**Directions:**
The data below should be printed in full, exactly, and without any of its images.

**Data records:**

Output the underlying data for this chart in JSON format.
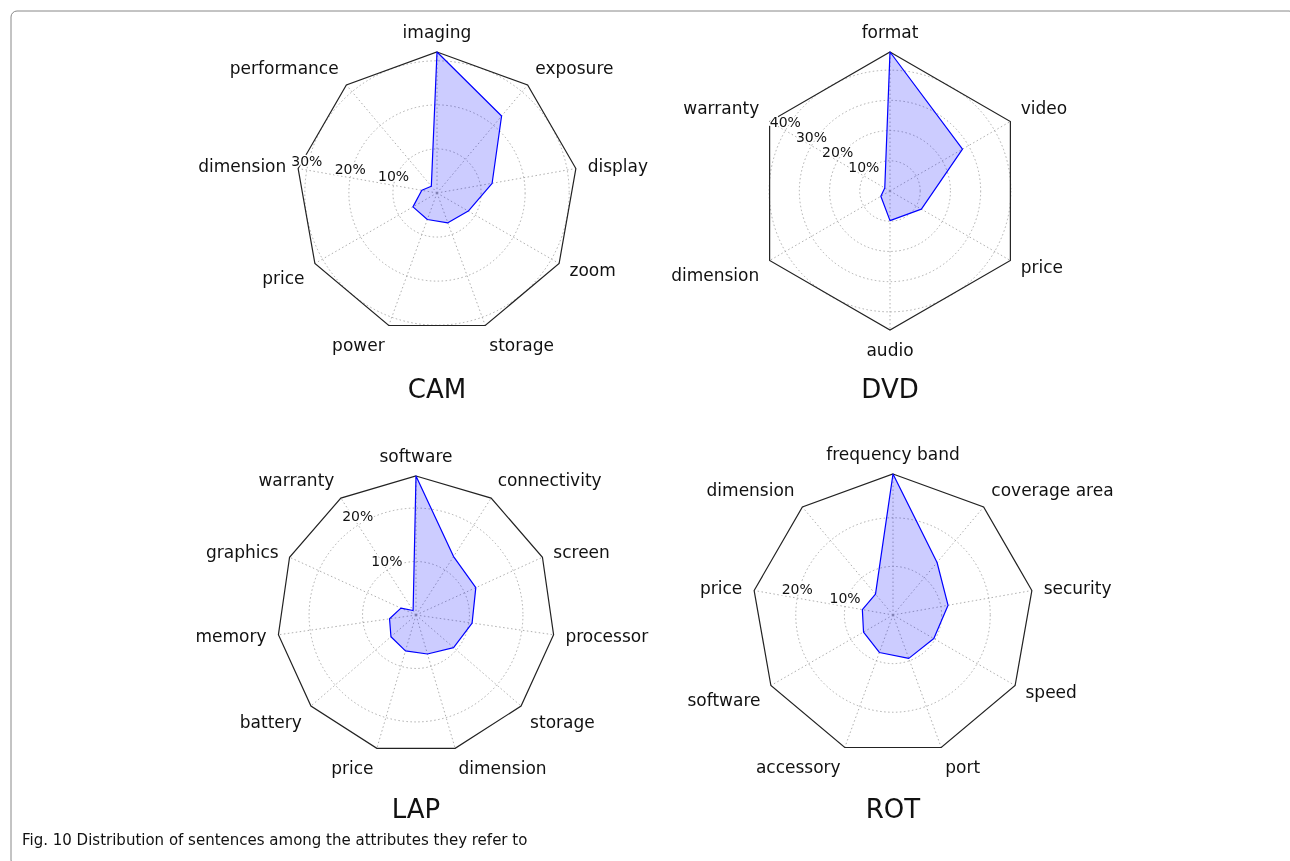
{
  "chart_data": [
    {
      "type": "radar",
      "title": "CAM",
      "categories": [
        "imaging",
        "exposure",
        "display",
        "zoom",
        "storage",
        "power",
        "price",
        "dimension",
        "performance"
      ],
      "series": [
        {
          "color": "#0000ff",
          "values": [
            32,
            22.8,
            12.7,
            8.2,
            7.2,
            6.4,
            6.3,
            3.5,
            2.0
          ]
        }
      ],
      "ylim": [
        0,
        32
      ],
      "yticks": [
        {
          "value": 10,
          "label": "10%"
        },
        {
          "value": 20,
          "label": "20%"
        },
        {
          "value": 30,
          "label": "30%"
        }
      ],
      "grid": true
    },
    {
      "type": "radar",
      "title": "DVD",
      "categories": [
        "format",
        "video",
        "price",
        "audio",
        "dimension",
        "warranty"
      ],
      "series": [
        {
          "color": "#0000ff",
          "values": [
            46,
            27.7,
            12,
            9.8,
            3.5,
            2
          ]
        }
      ],
      "ylim": [
        0,
        46
      ],
      "yticks": [
        {
          "value": 10,
          "label": "10%"
        },
        {
          "value": 20,
          "label": "20%"
        },
        {
          "value": 30,
          "label": "30%"
        },
        {
          "value": 40,
          "label": "40%"
        }
      ],
      "grid": true
    },
    {
      "type": "radar",
      "title": "LAP",
      "categories": [
        "software",
        "connectivity",
        "screen",
        "processor",
        "storage",
        "dimension",
        "price",
        "battery",
        "memory",
        "graphics",
        "warranty"
      ],
      "series": [
        {
          "color": "#0000ff",
          "values": [
            26,
            13,
            12.3,
            10.6,
            9.3,
            7.6,
            7.0,
            6.2,
            5.0,
            3.1,
            1.0
          ]
        }
      ],
      "ylim": [
        0,
        26
      ],
      "yticks": [
        {
          "value": 10,
          "label": "10%"
        },
        {
          "value": 20,
          "label": "20%"
        }
      ],
      "grid": true
    },
    {
      "type": "radar",
      "title": "ROT",
      "categories": [
        "frequency band",
        "coverage area",
        "security",
        "speed",
        "port",
        "accessory",
        "software",
        "price",
        "dimension"
      ],
      "series": [
        {
          "color": "#0000ff",
          "values": [
            29,
            14.1,
            11.5,
            9.7,
            9.5,
            8.2,
            7.0,
            6.4,
            5.6
          ]
        }
      ],
      "ylim": [
        0,
        29
      ],
      "yticks": [
        {
          "value": 10,
          "label": "10%"
        },
        {
          "value": 20,
          "label": "20%"
        }
      ],
      "grid": true,
      "annotations": [
        "Fig. 10 Distribution of sentences among the attributes they refer to"
      ]
    }
  ]
}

**Answer below:**
Output the underlying data for this chart in JSON format.
{
  "chart_data": [
    {
      "type": "radar",
      "title": "CAM",
      "categories": [
        "imaging",
        "exposure",
        "display",
        "zoom",
        "storage",
        "power",
        "price",
        "dimension",
        "performance"
      ],
      "series": [
        {
          "color": "#0000ff",
          "values": [
            32,
            22.8,
            12.7,
            8.2,
            7.2,
            6.4,
            6.3,
            3.5,
            2.0
          ]
        }
      ],
      "ylim": [
        0,
        32
      ],
      "yticks": [
        {
          "value": 10,
          "label": "10%"
        },
        {
          "value": 20,
          "label": "20%"
        },
        {
          "value": 30,
          "label": "30%"
        }
      ],
      "grid": true
    },
    {
      "type": "radar",
      "title": "DVD",
      "categories": [
        "format",
        "video",
        "price",
        "audio",
        "dimension",
        "warranty"
      ],
      "series": [
        {
          "color": "#0000ff",
          "values": [
            46,
            27.7,
            12,
            9.8,
            3.5,
            2
          ]
        }
      ],
      "ylim": [
        0,
        46
      ],
      "yticks": [
        {
          "value": 10,
          "label": "10%"
        },
        {
          "value": 20,
          "label": "20%"
        },
        {
          "value": 30,
          "label": "30%"
        },
        {
          "value": 40,
          "label": "40%"
        }
      ],
      "grid": true
    },
    {
      "type": "radar",
      "title": "LAP",
      "categories": [
        "software",
        "connectivity",
        "screen",
        "processor",
        "storage",
        "dimension",
        "price",
        "battery",
        "memory",
        "graphics",
        "warranty"
      ],
      "series": [
        {
          "color": "#0000ff",
          "values": [
            26,
            13,
            12.3,
            10.6,
            9.3,
            7.6,
            7.0,
            6.2,
            5.0,
            3.1,
            1.0
          ]
        }
      ],
      "ylim": [
        0,
        26
      ],
      "yticks": [
        {
          "value": 10,
          "label": "10%"
        },
        {
          "value": 20,
          "label": "20%"
        }
      ],
      "grid": true
    },
    {
      "type": "radar",
      "title": "ROT",
      "categories": [
        "frequency band",
        "coverage area",
        "security",
        "speed",
        "port",
        "accessory",
        "software",
        "price",
        "dimension"
      ],
      "series": [
        {
          "color": "#0000ff",
          "values": [
            29,
            14.1,
            11.5,
            9.7,
            9.5,
            8.2,
            7.0,
            6.4,
            5.6
          ]
        }
      ],
      "ylim": [
        0,
        29
      ],
      "yticks": [
        {
          "value": 10,
          "label": "10%"
        },
        {
          "value": 20,
          "label": "20%"
        }
      ],
      "grid": true,
      "annotations": [
        "Fig. 10 Distribution of sentences among the attributes they refer to"
      ]
    }
  ]
}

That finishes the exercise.